### Task statement
Extract all lines containing "label".

Records from a collection of figures:
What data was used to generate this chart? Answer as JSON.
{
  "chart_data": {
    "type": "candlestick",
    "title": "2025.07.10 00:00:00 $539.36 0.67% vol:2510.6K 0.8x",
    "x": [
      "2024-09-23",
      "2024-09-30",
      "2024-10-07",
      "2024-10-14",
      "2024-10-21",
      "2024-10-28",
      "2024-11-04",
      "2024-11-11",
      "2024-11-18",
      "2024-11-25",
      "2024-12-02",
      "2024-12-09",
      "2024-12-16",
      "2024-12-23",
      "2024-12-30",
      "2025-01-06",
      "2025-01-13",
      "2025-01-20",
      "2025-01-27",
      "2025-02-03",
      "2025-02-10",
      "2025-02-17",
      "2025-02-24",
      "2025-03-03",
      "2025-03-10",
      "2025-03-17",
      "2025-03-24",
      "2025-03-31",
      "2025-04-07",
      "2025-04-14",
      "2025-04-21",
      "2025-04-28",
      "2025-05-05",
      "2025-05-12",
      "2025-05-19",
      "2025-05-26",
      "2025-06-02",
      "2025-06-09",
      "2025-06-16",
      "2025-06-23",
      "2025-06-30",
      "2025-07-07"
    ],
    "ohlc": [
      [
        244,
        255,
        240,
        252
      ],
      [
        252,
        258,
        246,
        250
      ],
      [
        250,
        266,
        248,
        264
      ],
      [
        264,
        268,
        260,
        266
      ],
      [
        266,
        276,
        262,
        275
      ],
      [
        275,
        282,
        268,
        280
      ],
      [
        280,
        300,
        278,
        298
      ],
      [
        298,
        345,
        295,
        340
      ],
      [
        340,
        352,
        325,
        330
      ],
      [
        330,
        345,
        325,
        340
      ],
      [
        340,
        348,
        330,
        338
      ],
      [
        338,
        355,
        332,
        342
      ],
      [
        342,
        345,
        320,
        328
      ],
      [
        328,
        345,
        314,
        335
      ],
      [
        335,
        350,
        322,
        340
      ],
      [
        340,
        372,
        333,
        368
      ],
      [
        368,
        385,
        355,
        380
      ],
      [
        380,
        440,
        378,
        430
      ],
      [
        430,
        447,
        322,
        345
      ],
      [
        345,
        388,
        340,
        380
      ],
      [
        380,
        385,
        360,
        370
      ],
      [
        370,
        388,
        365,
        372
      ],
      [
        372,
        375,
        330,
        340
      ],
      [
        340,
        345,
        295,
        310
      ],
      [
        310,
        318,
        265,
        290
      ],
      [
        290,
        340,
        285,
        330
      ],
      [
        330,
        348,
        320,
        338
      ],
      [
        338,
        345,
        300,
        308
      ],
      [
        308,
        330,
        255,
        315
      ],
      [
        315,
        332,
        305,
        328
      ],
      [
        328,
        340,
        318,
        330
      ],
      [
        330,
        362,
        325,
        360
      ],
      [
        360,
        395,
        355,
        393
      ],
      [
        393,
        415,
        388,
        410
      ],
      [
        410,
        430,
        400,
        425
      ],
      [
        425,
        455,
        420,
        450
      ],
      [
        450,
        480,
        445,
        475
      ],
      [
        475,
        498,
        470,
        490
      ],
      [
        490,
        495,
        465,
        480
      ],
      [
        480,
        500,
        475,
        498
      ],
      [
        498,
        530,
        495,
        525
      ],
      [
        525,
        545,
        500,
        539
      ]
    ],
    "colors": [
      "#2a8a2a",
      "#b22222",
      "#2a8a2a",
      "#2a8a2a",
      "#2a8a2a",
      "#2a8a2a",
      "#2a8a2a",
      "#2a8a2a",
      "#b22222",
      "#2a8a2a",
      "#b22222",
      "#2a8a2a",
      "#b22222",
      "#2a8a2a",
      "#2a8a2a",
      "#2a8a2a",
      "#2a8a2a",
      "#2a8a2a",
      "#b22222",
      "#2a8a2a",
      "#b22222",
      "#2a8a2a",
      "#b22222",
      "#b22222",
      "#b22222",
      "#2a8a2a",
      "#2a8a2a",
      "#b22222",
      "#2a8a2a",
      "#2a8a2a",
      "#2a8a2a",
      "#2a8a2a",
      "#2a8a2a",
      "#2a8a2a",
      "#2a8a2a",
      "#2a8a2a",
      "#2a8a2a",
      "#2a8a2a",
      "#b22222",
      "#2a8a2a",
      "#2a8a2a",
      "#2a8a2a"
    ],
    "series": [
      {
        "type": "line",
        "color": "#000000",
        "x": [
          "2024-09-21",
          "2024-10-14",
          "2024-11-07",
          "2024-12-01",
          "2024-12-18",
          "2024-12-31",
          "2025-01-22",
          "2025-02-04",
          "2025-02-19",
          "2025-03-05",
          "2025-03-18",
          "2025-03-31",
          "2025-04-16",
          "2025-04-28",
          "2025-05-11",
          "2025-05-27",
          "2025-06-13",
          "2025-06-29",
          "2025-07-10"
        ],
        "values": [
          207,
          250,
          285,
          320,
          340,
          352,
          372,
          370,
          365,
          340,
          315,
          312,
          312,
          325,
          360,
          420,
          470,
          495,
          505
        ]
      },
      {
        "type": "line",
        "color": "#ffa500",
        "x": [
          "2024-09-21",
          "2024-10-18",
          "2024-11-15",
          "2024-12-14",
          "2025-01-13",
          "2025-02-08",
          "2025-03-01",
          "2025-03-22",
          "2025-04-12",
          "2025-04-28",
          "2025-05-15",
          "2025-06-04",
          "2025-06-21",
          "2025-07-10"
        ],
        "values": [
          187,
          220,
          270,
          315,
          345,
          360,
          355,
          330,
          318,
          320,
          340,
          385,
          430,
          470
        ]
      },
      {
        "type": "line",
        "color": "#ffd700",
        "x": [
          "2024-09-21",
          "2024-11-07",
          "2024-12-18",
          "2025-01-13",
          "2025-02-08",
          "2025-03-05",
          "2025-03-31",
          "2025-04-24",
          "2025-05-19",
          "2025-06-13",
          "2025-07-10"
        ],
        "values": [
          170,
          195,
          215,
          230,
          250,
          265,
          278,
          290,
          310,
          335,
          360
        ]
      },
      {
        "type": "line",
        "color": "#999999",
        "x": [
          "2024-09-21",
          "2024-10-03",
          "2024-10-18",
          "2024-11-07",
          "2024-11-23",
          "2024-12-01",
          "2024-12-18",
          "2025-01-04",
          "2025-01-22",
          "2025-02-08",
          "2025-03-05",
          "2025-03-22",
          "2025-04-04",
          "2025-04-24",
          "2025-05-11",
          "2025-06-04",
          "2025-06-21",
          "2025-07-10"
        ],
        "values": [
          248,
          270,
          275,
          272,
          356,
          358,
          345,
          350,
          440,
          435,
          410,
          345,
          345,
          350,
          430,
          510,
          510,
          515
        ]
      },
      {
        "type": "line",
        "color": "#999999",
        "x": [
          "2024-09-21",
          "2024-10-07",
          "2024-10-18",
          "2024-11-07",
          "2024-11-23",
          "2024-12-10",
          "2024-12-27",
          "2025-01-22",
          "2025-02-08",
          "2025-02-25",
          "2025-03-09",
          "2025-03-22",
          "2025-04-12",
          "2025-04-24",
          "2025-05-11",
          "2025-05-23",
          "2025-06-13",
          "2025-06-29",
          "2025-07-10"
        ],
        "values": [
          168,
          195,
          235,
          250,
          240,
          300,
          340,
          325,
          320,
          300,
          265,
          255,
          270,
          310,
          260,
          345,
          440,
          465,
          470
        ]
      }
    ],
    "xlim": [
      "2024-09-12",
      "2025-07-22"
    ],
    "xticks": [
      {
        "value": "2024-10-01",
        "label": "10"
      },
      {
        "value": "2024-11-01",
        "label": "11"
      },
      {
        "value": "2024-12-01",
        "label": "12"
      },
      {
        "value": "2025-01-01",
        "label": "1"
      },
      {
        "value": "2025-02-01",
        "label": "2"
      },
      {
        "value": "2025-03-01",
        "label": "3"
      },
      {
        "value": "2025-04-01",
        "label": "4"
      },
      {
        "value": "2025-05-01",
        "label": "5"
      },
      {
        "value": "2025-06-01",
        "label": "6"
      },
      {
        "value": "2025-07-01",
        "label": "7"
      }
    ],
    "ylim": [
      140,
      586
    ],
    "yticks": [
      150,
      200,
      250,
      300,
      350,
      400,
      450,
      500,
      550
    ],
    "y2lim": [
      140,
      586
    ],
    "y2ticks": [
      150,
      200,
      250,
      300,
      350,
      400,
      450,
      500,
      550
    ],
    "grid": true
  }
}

### Answer to the task
        "label": "10"
        "label": "11"
        "label": "12"
        "label": "1"
        "label": "2"
        "label": "3"
        "label": "4"
        "label": "5"
        "label": "6"
        "label": "7"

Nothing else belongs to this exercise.